(Given request) Write the entries out again exactly as they stand, but without the pictures.

(The input)
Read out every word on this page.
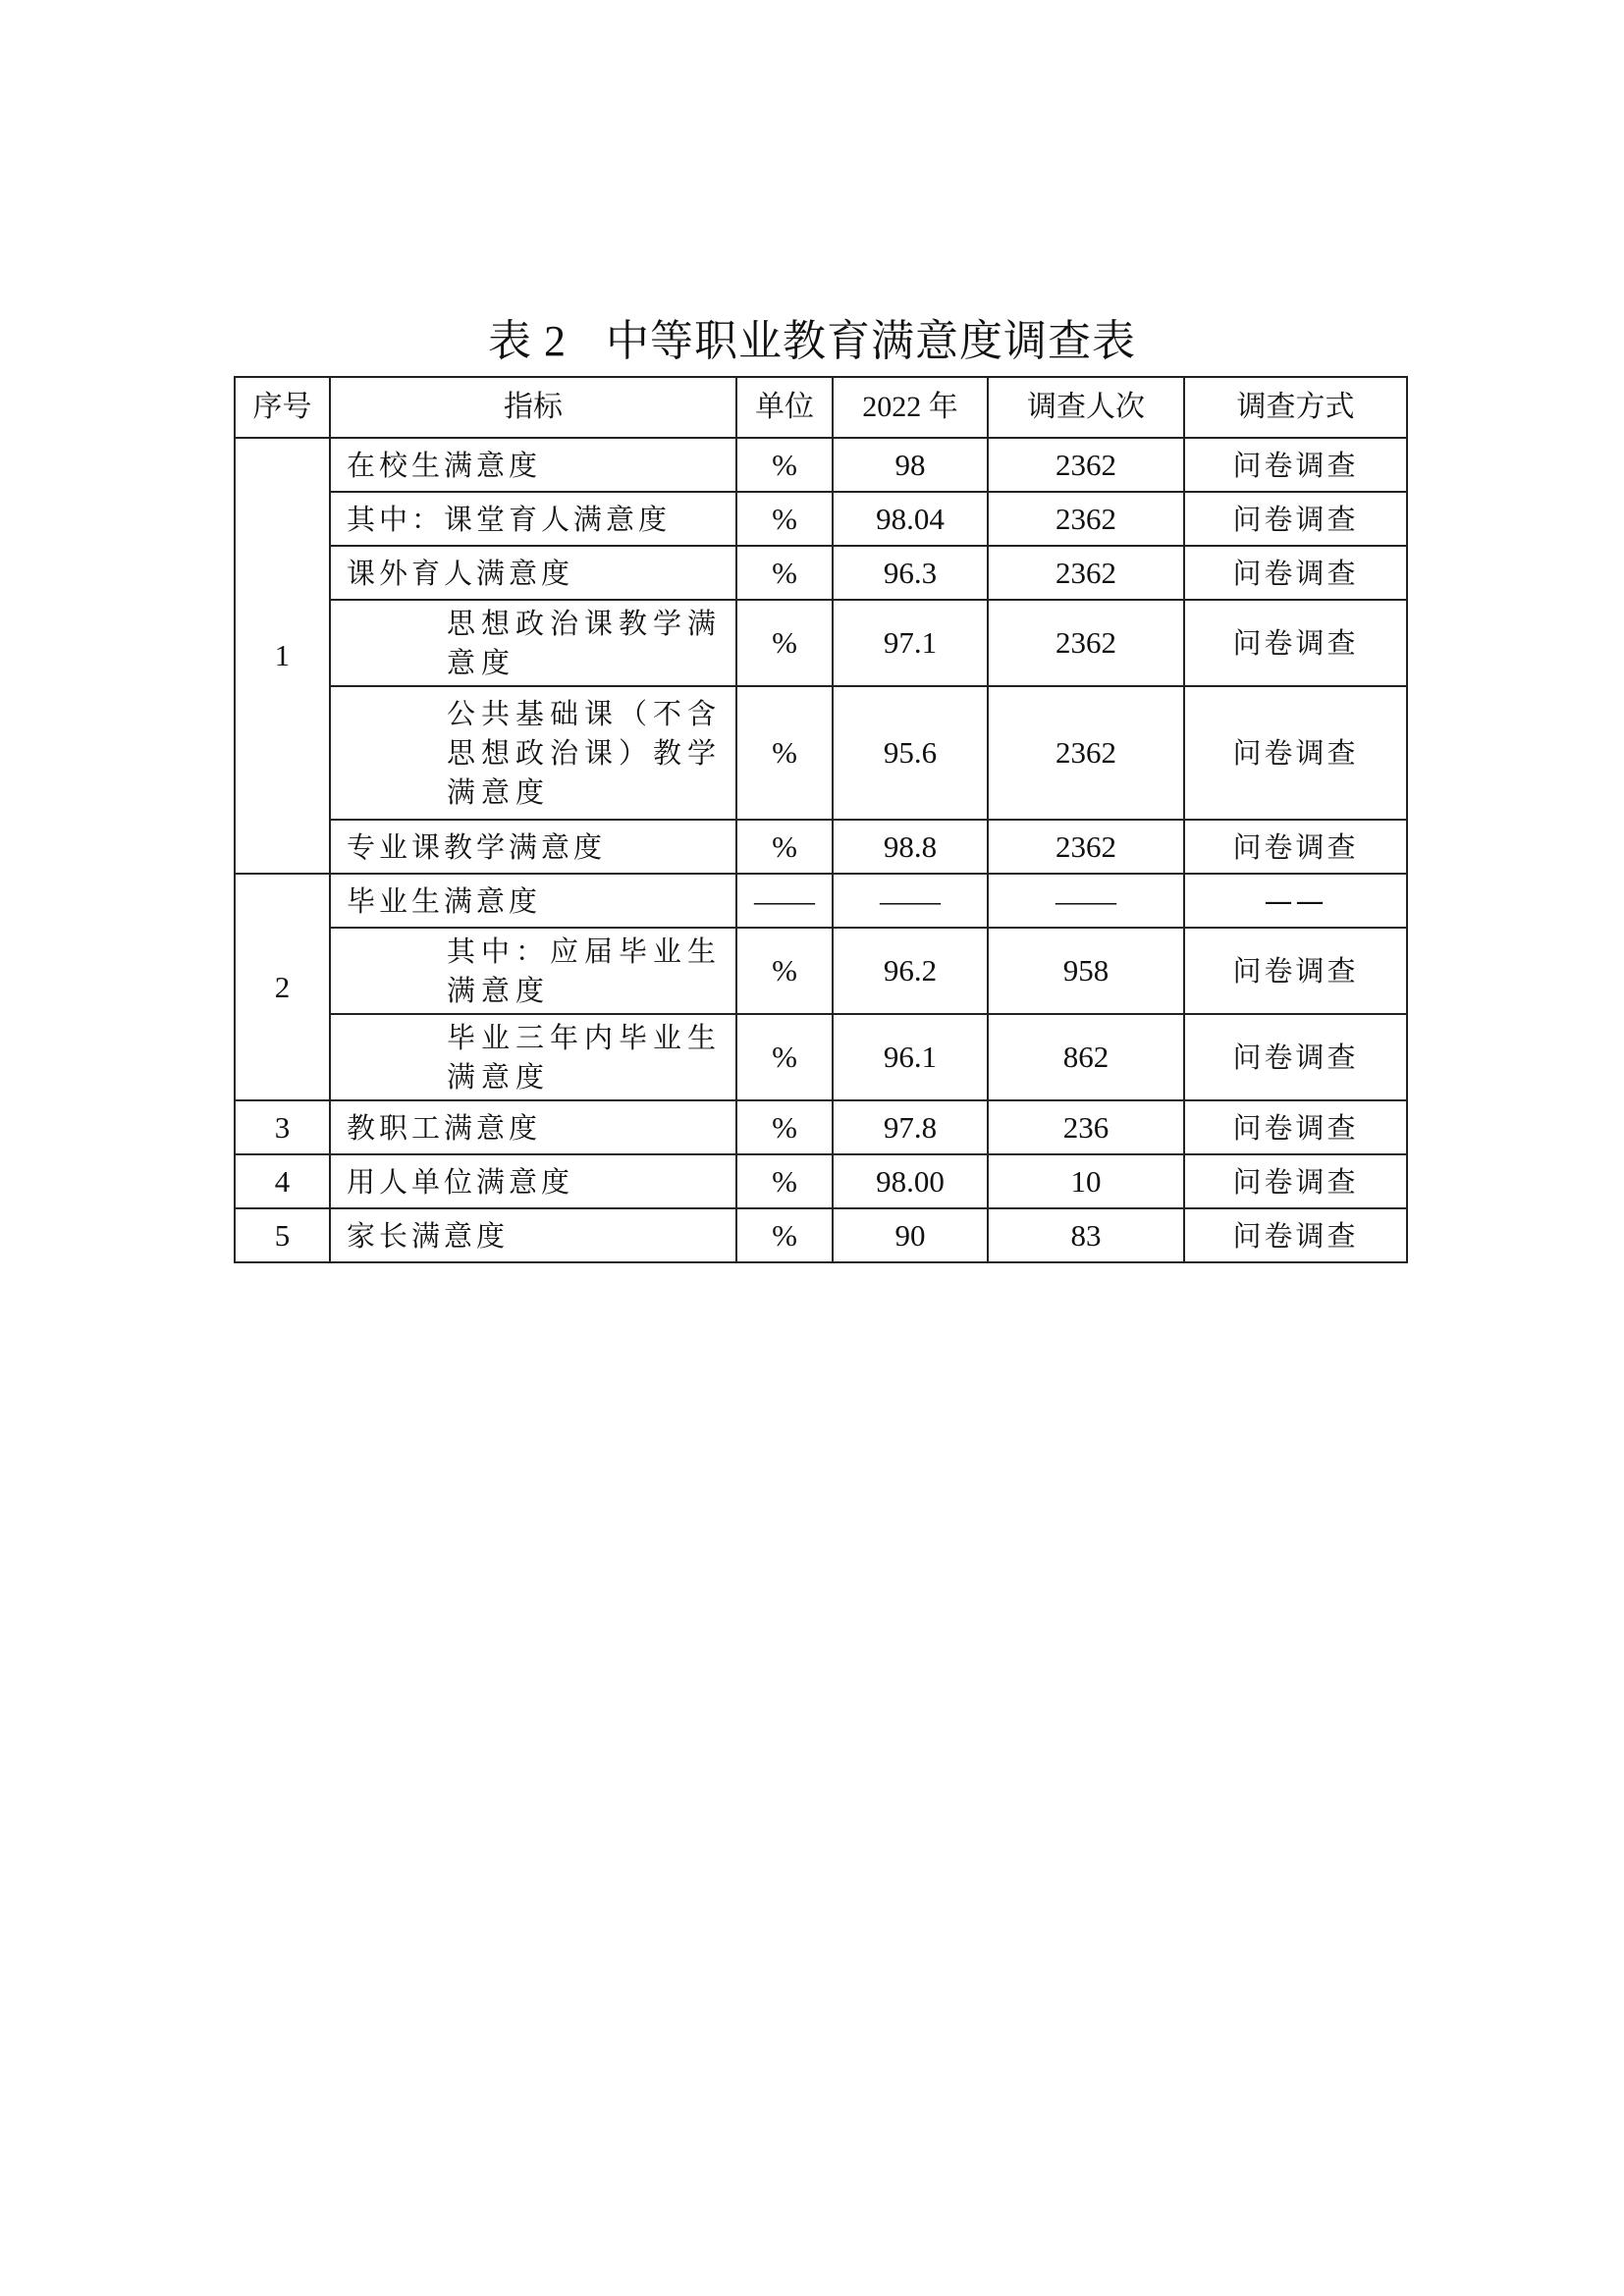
表 2 中等职业教育满意度调查表
序号	指标	单位	2022 年	调查人次	调查方式
1	在校生满意度	%	98	2362	问卷调查
	其中：课堂育人满意度	%	98.04	2362	问卷调查
	课外育人满意度	%	96.3	2362	问卷调查
	思想政治课教学满意度	%	97.1	2362	问卷调查
	公共基础课（不含思想政治课）教学满意度	%	95.6	2362	问卷调查
	专业课教学满意度	%	98.8	2362	问卷调查
2	毕业生满意度	——	——	——	——
	其中：应届毕业生满意度	%	96.2	958	问卷调查
	毕业三年内毕业生满意度	%	96.1	862	问卷调查
3	教职工满意度	%	97.8	236	问卷调查
4	用人单位满意度	%	98.00	10	问卷调查
5	家长满意度	%	90	83	问卷调查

(Solution to the exercise)
Read out every word on this page.
表 2 中等职业教育满意度调查表
序号	指标	单位	2022 年	调查人次	调查方式
1	在校生满意度	%	98	2362	问卷调查
	其中：课堂育人满意度	%	98.04	2362	问卷调查
	课外育人满意度	%	96.3	2362	问卷调查
	思想政治课教学满意度	%	97.1	2362	问卷调查
	公共基础课（不含思想政治课）教学满意度	%	95.6	2362	问卷调查
	专业课教学满意度	%	98.8	2362	问卷调查
2	毕业生满意度	——	——	——	——
	其中：应届毕业生满意度	%	96.2	958	问卷调查
	毕业三年内毕业生满意度	%	96.1	862	问卷调查
3	教职工满意度	%	97.8	236	问卷调查
4	用人单位满意度	%	98.00	10	问卷调查
5	家长满意度	%	90	83	问卷调查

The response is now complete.